### Data excerpts
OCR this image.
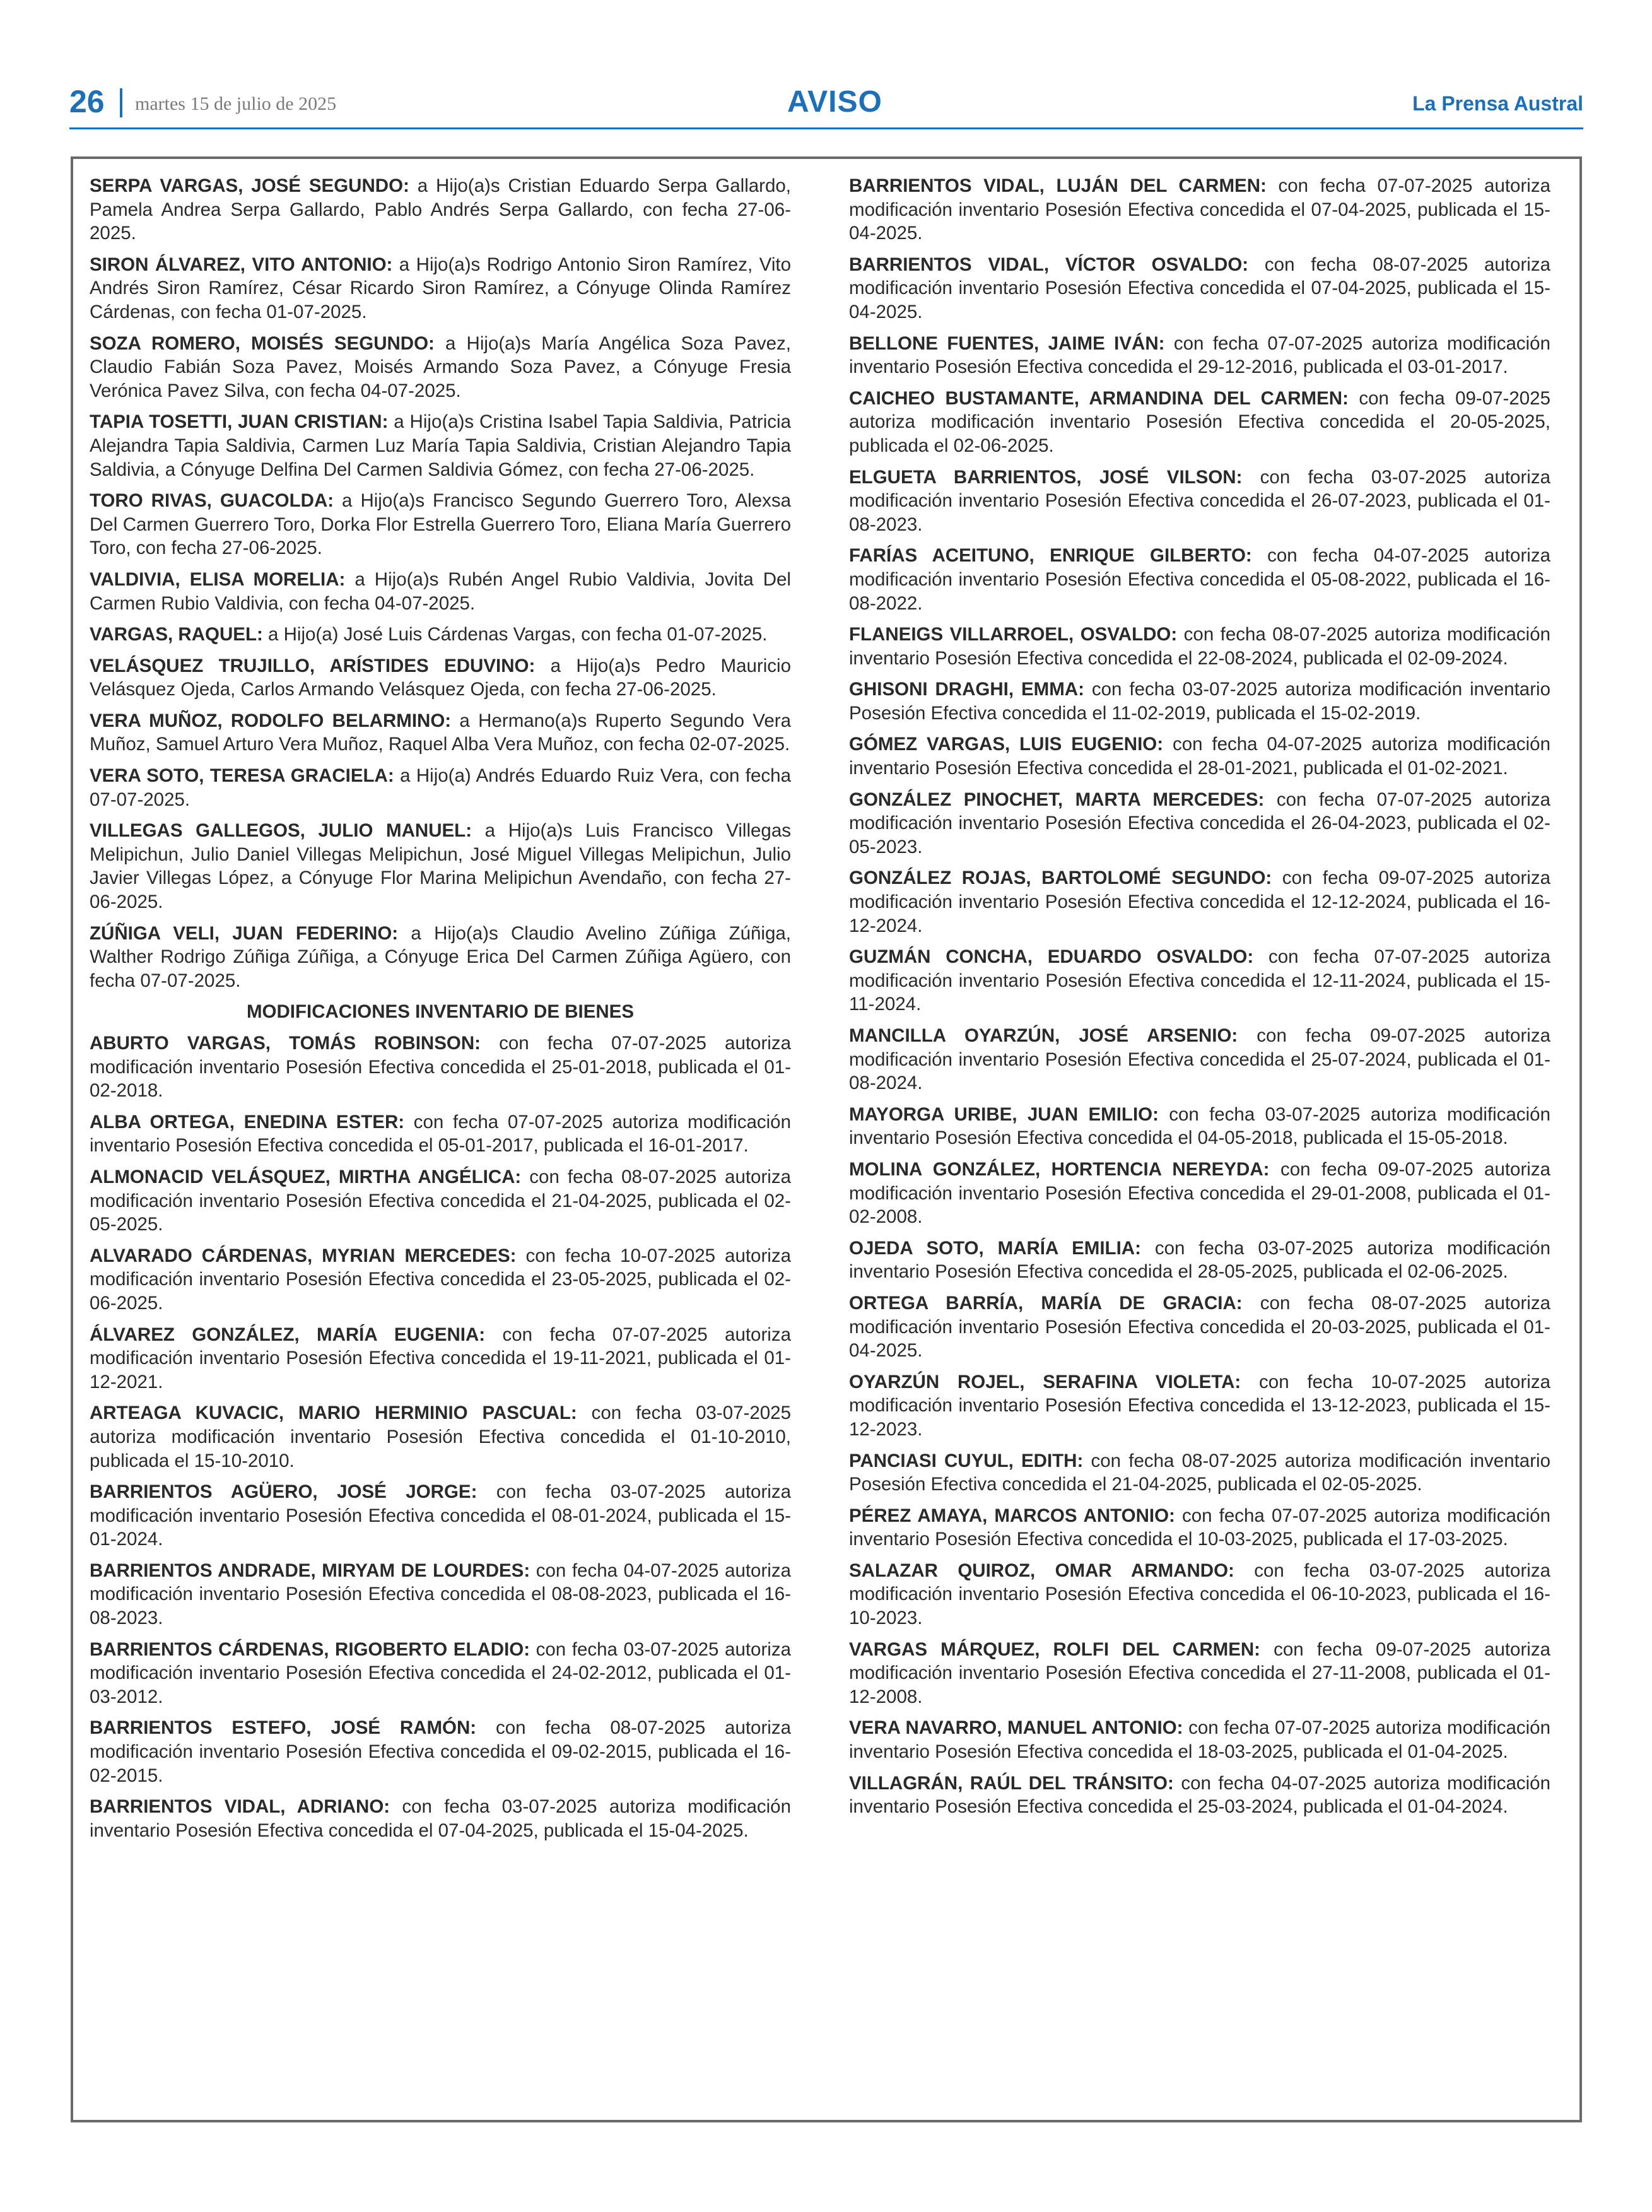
26 martes 15 de julio de 2025	AVISO	La Prensa Austral
SERPA VARGAS, JOSÉ SEGUNDO: a Hijo(a)s Cristian Eduardo Serpa Gallardo, Pamela Andrea Serpa Gallardo, Pablo Andrés Serpa Gallardo, con fecha 27-06-2025.
SIRON ÁLVAREZ, VITO ANTONIO: a Hijo(a)s Rodrigo Antonio Siron Ramírez, Vito Andrés Siron Ramírez, César Ricardo Siron Ramírez, a Cónyuge Olinda Ramírez Cárdenas, con fecha 01-07-2025.
SOZA ROMERO, MOISÉS SEGUNDO: a Hijo(a)s María Angélica Soza Pavez, Claudio Fabián Soza Pavez, Moisés Armando Soza Pavez, a Cónyuge Fresia Verónica Pavez Silva, con fecha 04-07-2025.
TAPIA TOSETTI, JUAN CRISTIAN: a Hijo(a)s Cristina Isabel Tapia Saldivia, Patricia Alejandra Tapia Saldivia, Carmen Luz María Tapia Saldivia, Cristian Alejandro Tapia Saldivia, a Cónyuge Delfina Del Carmen Saldivia Gómez, con fecha 27-06-2025.
TORO RIVAS, GUACOLDA: a Hijo(a)s Francisco Segundo Guerrero Toro, Alexsa Del Carmen Guerrero Toro, Dorka Flor Estrella Guerrero Toro, Eliana María Guerrero Toro, con fecha 27-06-2025.
VALDIVIA, ELISA MORELIA: a Hijo(a)s Rubén Angel Rubio Valdivia, Jovita Del Carmen Rubio Valdivia, con fecha 04-07-2025.
VARGAS, RAQUEL: a Hijo(a) José Luis Cárdenas Vargas, con fecha 01-07-2025.
VELÁSQUEZ TRUJILLO, ARÍSTIDES EDUVINO: a Hijo(a)s Pedro Mauricio Velásquez Ojeda, Carlos Armando Velásquez Ojeda, con fecha 27-06-2025.
VERA MUÑOZ, RODOLFO BELARMINO: a Hermano(a)s Ruperto Segundo Vera Muñoz, Samuel Arturo Vera Muñoz, Raquel Alba Vera Muñoz, con fecha 02-07-2025.
VERA SOTO, TERESA GRACIELA: a Hijo(a) Andrés Eduardo Ruiz Vera, con fecha 07-07-2025.
VILLEGAS GALLEGOS, JULIO MANUEL: a Hijo(a)s Luis Francisco Villegas Melipichun, Julio Daniel Villegas Melipichun, José Miguel Villegas Melipichun, Julio Javier Villegas López, a Cónyuge Flor Marina Melipichun Avendaño, con fecha 27-06-2025.
ZÚÑIGA VELI, JUAN FEDERINO: a Hijo(a)s Claudio Avelino Zúñiga Zúñiga, Walther Rodrigo Zúñiga Zúñiga, a Cónyuge Erica Del Carmen Zúñiga Agüero, con fecha 07-07-2025.
MODIFICACIONES INVENTARIO DE BIENES
ABURTO VARGAS, TOMÁS ROBINSON: con fecha 07-07-2025 autoriza modificación inventario Posesión Efectiva concedida el 25-01-2018, publicada el 01-02-2018.
ALBA ORTEGA, ENEDINA ESTER: con fecha 07-07-2025 autoriza modificación inventario Posesión Efectiva concedida el 05-01-2017, publicada el 16-01-2017.
ALMONACID VELÁSQUEZ, MIRTHA ANGÉLICA: con fecha 08-07-2025 autoriza modificación inventario Posesión Efectiva concedida el 21-04-2025, publicada el 02-05-2025.
ALVARADO CÁRDENAS, MYRIAN MERCEDES: con fecha 10-07-2025 autoriza modificación inventario Posesión Efectiva concedida el 23-05-2025, publicada el 02-06-2025.
ÁLVAREZ GONZÁLEZ, MARÍA EUGENIA: con fecha 07-07-2025 autoriza modificación inventario Posesión Efectiva concedida el 19-11-2021, publicada el 01-12-2021.
ARTEAGA KUVACIC, MARIO HERMINIO PASCUAL: con fecha 03-07-2025 autoriza modificación inventario Posesión Efectiva concedida el 01-10-2010, publicada el 15-10-2010.
BARRIENTOS AGÜERO, JOSÉ JORGE: con fecha 03-07-2025 autoriza modificación inventario Posesión Efectiva concedida el 08-01-2024, publicada el 15-01-2024.
BARRIENTOS ANDRADE, MIRYAM DE LOURDES: con fecha 04-07-2025 autoriza modificación inventario Posesión Efectiva concedida el 08-08-2023, publicada el 16-08-2023.
BARRIENTOS CÁRDENAS, RIGOBERTO ELADIO: con fecha 03-07-2025 autoriza modificación inventario Posesión Efectiva concedida el 24-02-2012, publicada el 01-03-2012.
BARRIENTOS ESTEFO, JOSÉ RAMÓN: con fecha 08-07-2025 autoriza modificación inventario Posesión Efectiva concedida el 09-02-2015, publicada el 16-02-2015.
BARRIENTOS VIDAL, ADRIANO: con fecha 03-07-2025 autoriza modificación inventario Posesión Efectiva concedida el 07-04-2025, publicada el 15-04-2025.
BARRIENTOS VIDAL, LUJÁN DEL CARMEN: con fecha 07-07-2025 autoriza modificación inventario Posesión Efectiva concedida el 07-04-2025, publicada el 15-04-2025.
BARRIENTOS VIDAL, VÍCTOR OSVALDO: con fecha 08-07-2025 autoriza modificación inventario Posesión Efectiva concedida el 07-04-2025, publicada el 15-04-2025.
BELLONE FUENTES, JAIME IVÁN: con fecha 07-07-2025 autoriza modificación inventario Posesión Efectiva concedida el 29-12-2016, publicada el 03-01-2017.
CAICHEO BUSTAMANTE, ARMANDINA DEL CARMEN: con fecha 09-07-2025 autoriza modificación inventario Posesión Efectiva concedida el 20-05-2025, publicada el 02-06-2025.
ELGUETA BARRIENTOS, JOSÉ VILSON: con fecha 03-07-2025 autoriza modificación inventario Posesión Efectiva concedida el 26-07-2023, publicada el 01-08-2023.
FARÍAS ACEITUNO, ENRIQUE GILBERTO: con fecha 04-07-2025 autoriza modificación inventario Posesión Efectiva concedida el 05-08-2022, publicada el 16-08-2022.
FLANEIGS VILLARROEL, OSVALDO: con fecha 08-07-2025 autoriza modificación inventario Posesión Efectiva concedida el 22-08-2024, publicada el 02-09-2024.
GHISONI DRAGHI, EMMA: con fecha 03-07-2025 autoriza modificación inventario Posesión Efectiva concedida el 11-02-2019, publicada el 15-02-2019.
GÓMEZ VARGAS, LUIS EUGENIO: con fecha 04-07-2025 autoriza modificación inventario Posesión Efectiva concedida el 28-01-2021, publicada el 01-02-2021.
GONZÁLEZ PINOCHET, MARTA MERCEDES: con fecha 07-07-2025 autoriza modificación inventario Posesión Efectiva concedida el 26-04-2023, publicada el 02-05-2023.
GONZÁLEZ ROJAS, BARTOLOMÉ SEGUNDO: con fecha 09-07-2025 autoriza modificación inventario Posesión Efectiva concedida el 12-12-2024, publicada el 16-12-2024.
GUZMÁN CONCHA, EDUARDO OSVALDO: con fecha 07-07-2025 autoriza modificación inventario Posesión Efectiva concedida el 12-11-2024, publicada el 15-11-2024.
MANCILLA OYARZÚN, JOSÉ ARSENIO: con fecha 09-07-2025 autoriza modificación inventario Posesión Efectiva concedida el 25-07-2024, publicada el 01-08-2024.
MAYORGA URIBE, JUAN EMILIO: con fecha 03-07-2025 autoriza modificación inventario Posesión Efectiva concedida el 04-05-2018, publicada el 15-05-2018.
MOLINA GONZÁLEZ, HORTENCIA NEREYDA: con fecha 09-07-2025 autoriza modificación inventario Posesión Efectiva concedida el 29-01-2008, publicada el 01-02-2008.
OJEDA SOTO, MARÍA EMILIA: con fecha 03-07-2025 autoriza modificación inventario Posesión Efectiva concedida el 28-05-2025, publicada el 02-06-2025.
ORTEGA BARRÍA, MARÍA DE GRACIA: con fecha 08-07-2025 autoriza modificación inventario Posesión Efectiva concedida el 20-03-2025, publicada el 01-04-2025.
OYARZÚN ROJEL, SERAFINA VIOLETA: con fecha 10-07-2025 autoriza modificación inventario Posesión Efectiva concedida el 13-12-2023, publicada el 15-12-2023.
PANCIASI CUYUL, EDITH: con fecha 08-07-2025 autoriza modificación inventario Posesión Efectiva concedida el 21-04-2025, publicada el 02-05-2025.
PÉREZ AMAYA, MARCOS ANTONIO: con fecha 07-07-2025 autoriza modificación inventario Posesión Efectiva concedida el 10-03-2025, publicada el 17-03-2025.
SALAZAR QUIROZ, OMAR ARMANDO: con fecha 03-07-2025 autoriza modificación inventario Posesión Efectiva concedida el 06-10-2023, publicada el 16-10-2023.
VARGAS MÁRQUEZ, ROLFI DEL CARMEN: con fecha 09-07-2025 autoriza modificación inventario Posesión Efectiva concedida el 27-11-2008, publicada el 01-12-2008.
VERA NAVARRO, MANUEL ANTONIO: con fecha 07-07-2025 autoriza modificación inventario Posesión Efectiva concedida el 18-03-2025, publicada el 01-04-2025.
VILLAGRÁN, RAÚL DEL TRÁNSITO: con fecha 04-07-2025 autoriza modificación inventario Posesión Efectiva concedida el 25-03-2024, publicada el 01-04-2024.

### Challenge
Tally the lines of the listing above that include the word "ANTONIO". Answer with the number alone.

### Written solution
3